Aim
Take the material below and retype it in full; pictures are left out.

Dataset rows
________________________
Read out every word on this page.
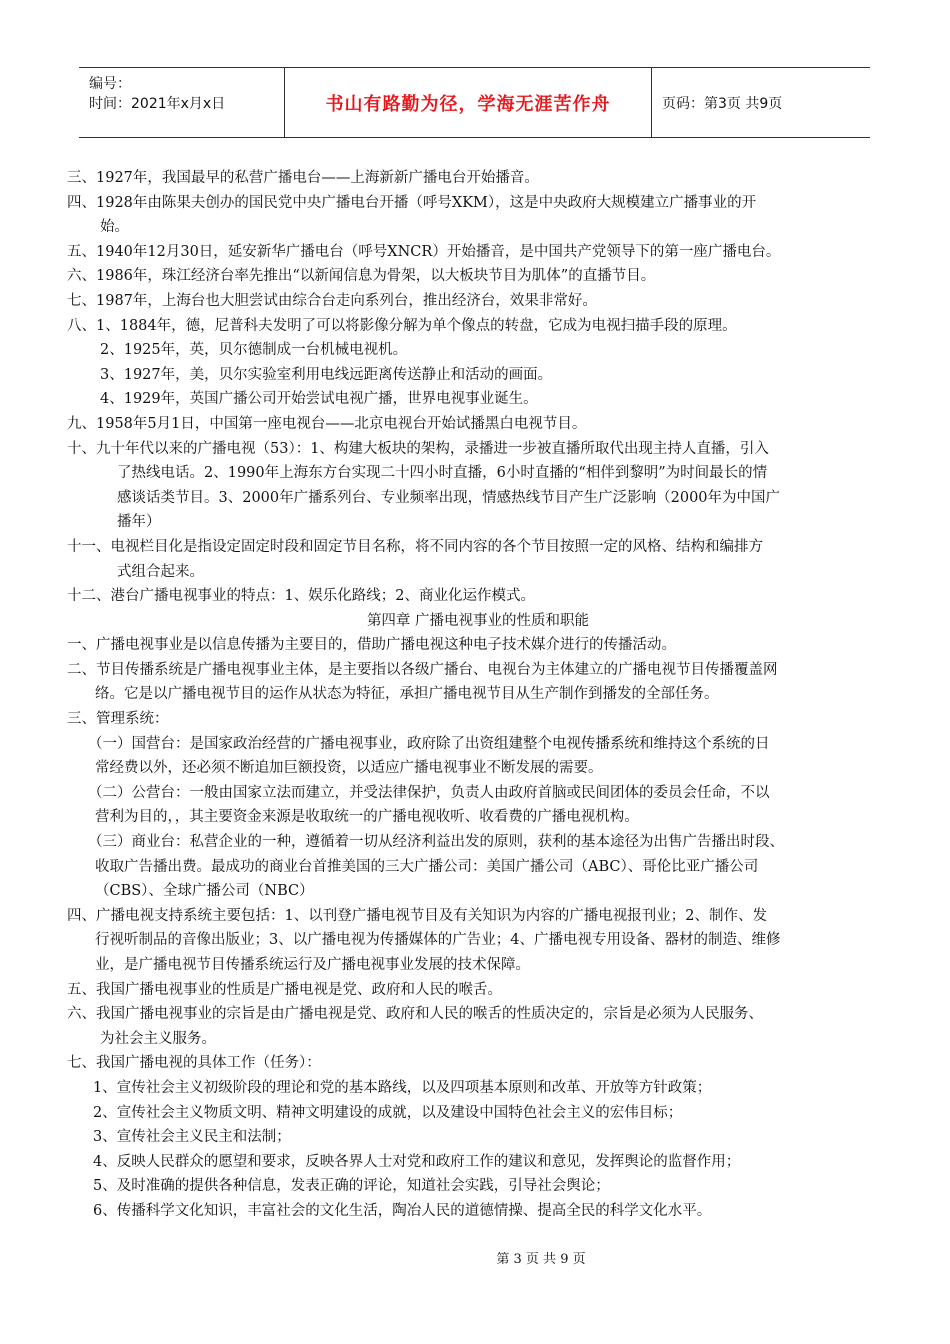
编号：
时间：2021年x月x日	书山有路勤为径，学海无涯苦作舟	页码：第3页 共9页

三、1927年，我国最早的私营广播电台——上海新新广播电台开始播音。

四、1928年由陈果夫创办的国民党中央广播电台开播（呼号XKM），这是中央政府大规模建立广播事业的开

始。

五、1940年12月30日，延安新华广播电台（呼号XNCR）开始播音，是中国共产党领导下的第一座广播电台。

六、1986年，珠江经济台率先推出“以新闻信息为骨架，以大板块节目为肌体”的直播节目。

七、1987年，上海台也大胆尝试由综合台走向系列台，推出经济台，效果非常好。

八、1、1884年，德，尼普科夫发明了可以将影像分解为单个像点的转盘，它成为电视扫描手段的原理。

2、1925年，英，贝尔德制成一台机械电视机。

3、1927年，美，贝尔实验室利用电线远距离传送静止和活动的画面。

4、1929年，英国广播公司开始尝试电视广播，世界电视事业诞生。

九、1958年5月1日，中国第一座电视台——北京电视台开始试播黑白电视节目。

十、九十年代以来的广播电视（53）：1、构建大板块的架构，录播进一步被直播所取代出现主持人直播，引入

了热线电话。2、1990年上海东方台实现二十四小时直播，6小时直播的“相伴到黎明”为时间最长的情

感谈话类节目。3、2000年广播系列台、专业频率出现，情感热线节目产生广泛影响（2000年为中国广

播年）

十一、电视栏目化是指设定固定时段和固定节目名称，将不同内容的各个节目按照一定的风格、结构和编排方

式组合起来。

十二、港台广播电视事业的特点：1、娱乐化路线；2、商业化运作模式。

第四章 广播电视事业的性质和职能

一、广播电视事业是以信息传播为主要目的，借助广播电视这种电子技术媒介进行的传播活动。

二、节目传播系统是广播电视事业主体，是主要指以各级广播台、电视台为主体建立的广播电视节目传播覆盖网

络。它是以广播电视节目的运作从状态为特征，承担广播电视节目从生产制作到播发的全部任务。

三、管理系统：

（一）国营台：是国家政治经营的广播电视事业，政府除了出资组建整个电视传播系统和维持这个系统的日

常经费以外，还必须不断追加巨额投资，以适应广播电视事业不断发展的需要。

（二）公营台：一般由国家立法而建立，并受法律保护，负责人由政府首脑或民间团体的委员会任命，不以

营利为目的，，其主要资金来源是收取统一的广播电视收听、收看费的广播电视机构。

（三）商业台：私营企业的一种，遵循着一切从经济利益出发的原则，获利的基本途径为出售广告播出时段、

收取广告播出费。最成功的商业台首推美国的三大广播公司：美国广播公司（ABC）、哥伦比亚广播公司

（CBS）、全球广播公司（NBC）

四、广播电视支持系统主要包括：1、以刊登广播电视节目及有关知识为内容的广播电视报刊业；2、制作、发

行视听制品的音像出版业；3、以广播电视为传播媒体的广告业；4、广播电视专用设备、器材的制造、维修

业，是广播电视节目传播系统运行及广播电视事业发展的技术保障。

五、我国广播电视事业的性质是广播电视是党、政府和人民的喉舌。

六、我国广播电视事业的宗旨是由广播电视是党、政府和人民的喉舌的性质决定的，宗旨是必须为人民服务、

为社会主义服务。

七、我国广播电视的具体工作（任务）：

1、宣传社会主义初级阶段的理论和党的基本路线，以及四项基本原则和改革、开放等方针政策；

2、宣传社会主义物质文明、精神文明建设的成就，以及建设中国特色社会主义的宏伟目标；

3、宣传社会主义民主和法制；

4、反映人民群众的愿望和要求，反映各界人士对党和政府工作的建议和意见，发挥舆论的监督作用；

5、及时准确的提供各种信息，发表正确的评论，知道社会实践，引导社会舆论；

6、传播科学文化知识，丰富社会的文化生活，陶冶人民的道德情操、提高全民的科学文化水平。

第 3 页 共 9 页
________________________
Final answer
Read out every word on this page.
编号：
时间：2021年x月x日	书山有路勤为径，学海无涯苦作舟	页码：第3页 共9页

三、1927年，我国最早的私营广播电台——上海新新广播电台开始播音。

四、1928年由陈果夫创办的国民党中央广播电台开播（呼号XKM），这是中央政府大规模建立广播事业的开

始。

五、1940年12月30日，延安新华广播电台（呼号XNCR）开始播音，是中国共产党领导下的第一座广播电台。

六、1986年，珠江经济台率先推出“以新闻信息为骨架，以大板块节目为肌体”的直播节目。

七、1987年，上海台也大胆尝试由综合台走向系列台，推出经济台，效果非常好。

八、1、1884年，德，尼普科夫发明了可以将影像分解为单个像点的转盘，它成为电视扫描手段的原理。

2、1925年，英，贝尔德制成一台机械电视机。

3、1927年，美，贝尔实验室利用电线远距离传送静止和活动的画面。

4、1929年，英国广播公司开始尝试电视广播，世界电视事业诞生。

九、1958年5月1日，中国第一座电视台——北京电视台开始试播黑白电视节目。

十、九十年代以来的广播电视（53）：1、构建大板块的架构，录播进一步被直播所取代出现主持人直播，引入

了热线电话。2、1990年上海东方台实现二十四小时直播，6小时直播的“相伴到黎明”为时间最长的情

感谈话类节目。3、2000年广播系列台、专业频率出现，情感热线节目产生广泛影响（2000年为中国广

播年）

十一、电视栏目化是指设定固定时段和固定节目名称，将不同内容的各个节目按照一定的风格、结构和编排方

式组合起来。

十二、港台广播电视事业的特点：1、娱乐化路线；2、商业化运作模式。

第四章 广播电视事业的性质和职能

一、广播电视事业是以信息传播为主要目的，借助广播电视这种电子技术媒介进行的传播活动。

二、节目传播系统是广播电视事业主体，是主要指以各级广播台、电视台为主体建立的广播电视节目传播覆盖网

络。它是以广播电视节目的运作从状态为特征，承担广播电视节目从生产制作到播发的全部任务。

三、管理系统：

（一）国营台：是国家政治经营的广播电视事业，政府除了出资组建整个电视传播系统和维持这个系统的日

常经费以外，还必须不断追加巨额投资，以适应广播电视事业不断发展的需要。

（二）公营台：一般由国家立法而建立，并受法律保护，负责人由政府首脑或民间团体的委员会任命，不以

营利为目的，，其主要资金来源是收取统一的广播电视收听、收看费的广播电视机构。

（三）商业台：私营企业的一种，遵循着一切从经济利益出发的原则，获利的基本途径为出售广告播出时段、

收取广告播出费。最成功的商业台首推美国的三大广播公司：美国广播公司（ABC）、哥伦比亚广播公司

（CBS）、全球广播公司（NBC）

四、广播电视支持系统主要包括：1、以刊登广播电视节目及有关知识为内容的广播电视报刊业；2、制作、发

行视听制品的音像出版业；3、以广播电视为传播媒体的广告业；4、广播电视专用设备、器材的制造、维修

业，是广播电视节目传播系统运行及广播电视事业发展的技术保障。

五、我国广播电视事业的性质是广播电视是党、政府和人民的喉舌。

六、我国广播电视事业的宗旨是由广播电视是党、政府和人民的喉舌的性质决定的，宗旨是必须为人民服务、

为社会主义服务。

七、我国广播电视的具体工作（任务）：

1、宣传社会主义初级阶段的理论和党的基本路线，以及四项基本原则和改革、开放等方针政策；

2、宣传社会主义物质文明、精神文明建设的成就，以及建设中国特色社会主义的宏伟目标；

3、宣传社会主义民主和法制；

4、反映人民群众的愿望和要求，反映各界人士对党和政府工作的建议和意见，发挥舆论的监督作用；

5、及时准确的提供各种信息，发表正确的评论，知道社会实践，引导社会舆论；

6、传播科学文化知识，丰富社会的文化生活，陶冶人民的道德情操、提高全民的科学文化水平。

第 3 页 共 9 页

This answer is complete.